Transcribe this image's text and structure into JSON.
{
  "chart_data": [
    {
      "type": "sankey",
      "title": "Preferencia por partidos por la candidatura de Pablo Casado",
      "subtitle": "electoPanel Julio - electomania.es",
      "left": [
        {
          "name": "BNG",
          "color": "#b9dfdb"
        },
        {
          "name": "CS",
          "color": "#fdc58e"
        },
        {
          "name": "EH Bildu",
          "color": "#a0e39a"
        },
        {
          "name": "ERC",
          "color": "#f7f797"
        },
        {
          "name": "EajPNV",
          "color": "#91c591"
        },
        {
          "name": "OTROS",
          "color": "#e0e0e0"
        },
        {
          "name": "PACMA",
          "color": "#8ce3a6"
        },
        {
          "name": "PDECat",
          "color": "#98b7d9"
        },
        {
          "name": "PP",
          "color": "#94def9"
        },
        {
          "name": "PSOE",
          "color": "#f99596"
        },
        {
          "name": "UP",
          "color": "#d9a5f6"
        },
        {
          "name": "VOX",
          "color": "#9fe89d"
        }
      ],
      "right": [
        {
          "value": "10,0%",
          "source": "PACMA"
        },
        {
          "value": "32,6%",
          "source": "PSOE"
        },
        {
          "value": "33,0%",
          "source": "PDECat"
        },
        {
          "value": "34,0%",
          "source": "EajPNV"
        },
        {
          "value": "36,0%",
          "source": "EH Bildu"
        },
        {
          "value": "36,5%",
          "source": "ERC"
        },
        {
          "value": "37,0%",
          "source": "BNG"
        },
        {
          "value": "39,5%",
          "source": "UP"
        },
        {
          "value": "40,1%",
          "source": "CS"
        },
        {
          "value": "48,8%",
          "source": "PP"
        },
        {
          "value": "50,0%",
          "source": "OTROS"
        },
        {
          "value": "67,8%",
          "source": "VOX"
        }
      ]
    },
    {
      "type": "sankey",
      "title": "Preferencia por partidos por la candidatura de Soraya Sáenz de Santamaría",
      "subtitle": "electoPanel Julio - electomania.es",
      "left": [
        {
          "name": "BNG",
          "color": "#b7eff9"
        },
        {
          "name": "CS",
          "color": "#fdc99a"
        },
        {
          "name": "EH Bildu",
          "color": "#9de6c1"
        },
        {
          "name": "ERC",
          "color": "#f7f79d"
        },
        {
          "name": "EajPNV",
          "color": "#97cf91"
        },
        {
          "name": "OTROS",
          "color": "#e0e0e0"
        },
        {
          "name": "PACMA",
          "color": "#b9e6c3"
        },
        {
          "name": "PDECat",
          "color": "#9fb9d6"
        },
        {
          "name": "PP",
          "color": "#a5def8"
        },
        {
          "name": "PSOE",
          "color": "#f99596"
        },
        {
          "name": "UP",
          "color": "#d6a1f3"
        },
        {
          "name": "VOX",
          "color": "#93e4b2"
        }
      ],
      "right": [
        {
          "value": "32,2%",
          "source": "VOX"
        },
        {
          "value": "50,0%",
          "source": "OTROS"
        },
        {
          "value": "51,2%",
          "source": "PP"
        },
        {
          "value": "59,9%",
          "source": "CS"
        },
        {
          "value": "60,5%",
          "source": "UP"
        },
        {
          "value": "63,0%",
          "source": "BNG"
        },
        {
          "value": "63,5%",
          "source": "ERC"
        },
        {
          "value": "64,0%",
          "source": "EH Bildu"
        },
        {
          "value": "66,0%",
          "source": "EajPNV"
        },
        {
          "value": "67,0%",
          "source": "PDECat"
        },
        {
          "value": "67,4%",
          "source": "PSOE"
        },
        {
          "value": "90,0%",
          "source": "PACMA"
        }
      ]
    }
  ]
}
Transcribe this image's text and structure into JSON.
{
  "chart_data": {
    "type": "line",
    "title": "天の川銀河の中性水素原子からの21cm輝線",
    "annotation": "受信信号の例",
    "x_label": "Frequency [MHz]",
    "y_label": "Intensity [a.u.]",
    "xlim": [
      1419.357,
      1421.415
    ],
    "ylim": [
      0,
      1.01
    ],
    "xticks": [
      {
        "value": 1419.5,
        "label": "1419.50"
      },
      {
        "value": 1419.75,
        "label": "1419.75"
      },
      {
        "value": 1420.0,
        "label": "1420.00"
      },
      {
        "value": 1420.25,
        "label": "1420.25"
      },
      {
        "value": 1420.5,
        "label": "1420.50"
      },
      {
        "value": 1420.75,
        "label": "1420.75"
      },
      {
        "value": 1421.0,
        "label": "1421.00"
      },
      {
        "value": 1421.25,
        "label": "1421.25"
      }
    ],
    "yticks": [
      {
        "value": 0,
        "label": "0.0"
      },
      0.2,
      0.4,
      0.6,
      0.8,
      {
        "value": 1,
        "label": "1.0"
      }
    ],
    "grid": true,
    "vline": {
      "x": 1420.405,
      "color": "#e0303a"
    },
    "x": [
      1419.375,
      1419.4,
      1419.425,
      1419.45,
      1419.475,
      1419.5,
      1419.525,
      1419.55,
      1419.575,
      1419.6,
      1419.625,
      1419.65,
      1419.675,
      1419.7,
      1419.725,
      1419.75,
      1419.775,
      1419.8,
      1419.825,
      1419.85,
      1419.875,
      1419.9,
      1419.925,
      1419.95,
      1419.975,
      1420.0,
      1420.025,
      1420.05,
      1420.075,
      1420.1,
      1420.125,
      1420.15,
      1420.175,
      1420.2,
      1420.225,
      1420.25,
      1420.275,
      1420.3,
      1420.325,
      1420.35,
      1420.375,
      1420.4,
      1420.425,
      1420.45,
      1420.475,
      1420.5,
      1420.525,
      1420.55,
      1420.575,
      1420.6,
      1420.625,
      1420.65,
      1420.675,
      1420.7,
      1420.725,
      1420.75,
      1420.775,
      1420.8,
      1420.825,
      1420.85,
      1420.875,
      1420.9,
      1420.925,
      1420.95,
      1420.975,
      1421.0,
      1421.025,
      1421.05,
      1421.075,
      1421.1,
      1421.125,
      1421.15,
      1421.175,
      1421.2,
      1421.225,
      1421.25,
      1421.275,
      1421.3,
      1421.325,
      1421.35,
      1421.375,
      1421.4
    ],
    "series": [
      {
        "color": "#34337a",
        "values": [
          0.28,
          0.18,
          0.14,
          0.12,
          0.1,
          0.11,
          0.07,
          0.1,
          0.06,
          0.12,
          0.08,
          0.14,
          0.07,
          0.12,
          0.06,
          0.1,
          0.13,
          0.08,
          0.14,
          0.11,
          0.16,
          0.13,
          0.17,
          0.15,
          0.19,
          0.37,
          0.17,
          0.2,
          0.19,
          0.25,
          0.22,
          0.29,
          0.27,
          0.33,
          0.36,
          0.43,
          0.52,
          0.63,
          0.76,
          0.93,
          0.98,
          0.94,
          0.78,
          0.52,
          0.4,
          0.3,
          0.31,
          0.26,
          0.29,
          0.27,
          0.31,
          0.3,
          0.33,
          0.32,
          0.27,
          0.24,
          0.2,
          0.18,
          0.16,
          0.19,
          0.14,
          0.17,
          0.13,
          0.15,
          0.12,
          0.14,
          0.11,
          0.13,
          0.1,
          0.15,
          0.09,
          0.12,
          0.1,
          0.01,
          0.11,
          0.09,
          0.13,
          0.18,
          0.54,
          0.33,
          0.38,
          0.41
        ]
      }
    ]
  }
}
==================================================
**The request:**
Return the entries above exactly as they appear.

**Result:**
Transcribe this image's text and structure into JSON.
{
  "chart_data": [
    {
      "type": "sankey",
      "title": "Preferencia por partidos por la candidatura de Pablo Casado",
      "subtitle": "electoPanel Julio - electomania.es",
      "left": [
        {
          "name": "BNG",
          "color": "#b9dfdb"
        },
        {
          "name": "CS",
          "color": "#fdc58e"
        },
        {
          "name": "EH Bildu",
          "color": "#a0e39a"
        },
        {
          "name": "ERC",
          "color": "#f7f797"
        },
        {
          "name": "EajPNV",
          "color": "#91c591"
        },
        {
          "name": "OTROS",
          "color": "#e0e0e0"
        },
        {
          "name": "PACMA",
          "color": "#8ce3a6"
        },
        {
          "name": "PDECat",
          "color": "#98b7d9"
        },
        {
          "name": "PP",
          "color": "#94def9"
        },
        {
          "name": "PSOE",
          "color": "#f99596"
        },
        {
          "name": "UP",
          "color": "#d9a5f6"
        },
        {
          "name": "VOX",
          "color": "#9fe89d"
        }
      ],
      "right": [
        {
          "value": "10,0%",
          "source": "PACMA"
        },
        {
          "value": "32,6%",
          "source": "PSOE"
        },
        {
          "value": "33,0%",
          "source": "PDECat"
        },
        {
          "value": "34,0%",
          "source": "EajPNV"
        },
        {
          "value": "36,0%",
          "source": "EH Bildu"
        },
        {
          "value": "36,5%",
          "source": "ERC"
        },
        {
          "value": "37,0%",
          "source": "BNG"
        },
        {
          "value": "39,5%",
          "source": "UP"
        },
        {
          "value": "40,1%",
          "source": "CS"
        },
        {
          "value": "48,8%",
          "source": "PP"
        },
        {
          "value": "50,0%",
          "source": "OTROS"
        },
        {
          "value": "67,8%",
          "source": "VOX"
        }
      ]
    },
    {
      "type": "sankey",
      "title": "Preferencia por partidos por la candidatura de Soraya Sáenz de Santamaría",
      "subtitle": "electoPanel Julio - electomania.es",
      "left": [
        {
          "name": "BNG",
          "color": "#b7eff9"
        },
        {
          "name": "CS",
          "color": "#fdc99a"
        },
        {
          "name": "EH Bildu",
          "color": "#9de6c1"
        },
        {
          "name": "ERC",
          "color": "#f7f79d"
        },
        {
          "name": "EajPNV",
          "color": "#97cf91"
        },
        {
          "name": "OTROS",
          "color": "#e0e0e0"
        },
        {
          "name": "PACMA",
          "color": "#b9e6c3"
        },
        {
          "name": "PDECat",
          "color": "#9fb9d6"
        },
        {
          "name": "PP",
          "color": "#a5def8"
        },
        {
          "name": "PSOE",
          "color": "#f99596"
        },
        {
          "name": "UP",
          "color": "#d6a1f3"
        },
        {
          "name": "VOX",
          "color": "#93e4b2"
        }
      ],
      "right": [
        {
          "value": "32,2%",
          "source": "VOX"
        },
        {
          "value": "50,0%",
          "source": "OTROS"
        },
        {
          "value": "51,2%",
          "source": "PP"
        },
        {
          "value": "59,9%",
          "source": "CS"
        },
        {
          "value": "60,5%",
          "source": "UP"
        },
        {
          "value": "63,0%",
          "source": "BNG"
        },
        {
          "value": "63,5%",
          "source": "ERC"
        },
        {
          "value": "64,0%",
          "source": "EH Bildu"
        },
        {
          "value": "66,0%",
          "source": "EajPNV"
        },
        {
          "value": "67,0%",
          "source": "PDECat"
        },
        {
          "value": "67,4%",
          "source": "PSOE"
        },
        {
          "value": "90,0%",
          "source": "PACMA"
        }
      ]
    }
  ]
}
Transcribe this image's text and structure into JSON.
{
  "chart_data": {
    "type": "line",
    "title": "天の川銀河の中性水素原子からの21cm輝線",
    "annotation": "受信信号の例",
    "x_label": "Frequency [MHz]",
    "y_label": "Intensity [a.u.]",
    "xlim": [
      1419.357,
      1421.415
    ],
    "ylim": [
      0,
      1.01
    ],
    "xticks": [
      {
        "value": 1419.5,
        "label": "1419.50"
      },
      {
        "value": 1419.75,
        "label": "1419.75"
      },
      {
        "value": 1420.0,
        "label": "1420.00"
      },
      {
        "value": 1420.25,
        "label": "1420.25"
      },
      {
        "value": 1420.5,
        "label": "1420.50"
      },
      {
        "value": 1420.75,
        "label": "1420.75"
      },
      {
        "value": 1421.0,
        "label": "1421.00"
      },
      {
        "value": 1421.25,
        "label": "1421.25"
      }
    ],
    "yticks": [
      {
        "value": 0,
        "label": "0.0"
      },
      0.2,
      0.4,
      0.6,
      0.8,
      {
        "value": 1,
        "label": "1.0"
      }
    ],
    "grid": true,
    "vline": {
      "x": 1420.405,
      "color": "#e0303a"
    },
    "x": [
      1419.375,
      1419.4,
      1419.425,
      1419.45,
      1419.475,
      1419.5,
      1419.525,
      1419.55,
      1419.575,
      1419.6,
      1419.625,
      1419.65,
      1419.675,
      1419.7,
      1419.725,
      1419.75,
      1419.775,
      1419.8,
      1419.825,
      1419.85,
      1419.875,
      1419.9,
      1419.925,
      1419.95,
      1419.975,
      1420.0,
      1420.025,
      1420.05,
      1420.075,
      1420.1,
      1420.125,
      1420.15,
      1420.175,
      1420.2,
      1420.225,
      1420.25,
      1420.275,
      1420.3,
      1420.325,
      1420.35,
      1420.375,
      1420.4,
      1420.425,
      1420.45,
      1420.475,
      1420.5,
      1420.525,
      1420.55,
      1420.575,
      1420.6,
      1420.625,
      1420.65,
      1420.675,
      1420.7,
      1420.725,
      1420.75,
      1420.775,
      1420.8,
      1420.825,
      1420.85,
      1420.875,
      1420.9,
      1420.925,
      1420.95,
      1420.975,
      1421.0,
      1421.025,
      1421.05,
      1421.075,
      1421.1,
      1421.125,
      1421.15,
      1421.175,
      1421.2,
      1421.225,
      1421.25,
      1421.275,
      1421.3,
      1421.325,
      1421.35,
      1421.375,
      1421.4
    ],
    "series": [
      {
        "color": "#34337a",
        "values": [
          0.28,
          0.18,
          0.14,
          0.12,
          0.1,
          0.11,
          0.07,
          0.1,
          0.06,
          0.12,
          0.08,
          0.14,
          0.07,
          0.12,
          0.06,
          0.1,
          0.13,
          0.08,
          0.14,
          0.11,
          0.16,
          0.13,
          0.17,
          0.15,
          0.19,
          0.37,
          0.17,
          0.2,
          0.19,
          0.25,
          0.22,
          0.29,
          0.27,
          0.33,
          0.36,
          0.43,
          0.52,
          0.63,
          0.76,
          0.93,
          0.98,
          0.94,
          0.78,
          0.52,
          0.4,
          0.3,
          0.31,
          0.26,
          0.29,
          0.27,
          0.31,
          0.3,
          0.33,
          0.32,
          0.27,
          0.24,
          0.2,
          0.18,
          0.16,
          0.19,
          0.14,
          0.17,
          0.13,
          0.15,
          0.12,
          0.14,
          0.11,
          0.13,
          0.1,
          0.15,
          0.09,
          0.12,
          0.1,
          0.01,
          0.11,
          0.09,
          0.13,
          0.18,
          0.54,
          0.33,
          0.38,
          0.41
        ]
      }
    ]
  }
}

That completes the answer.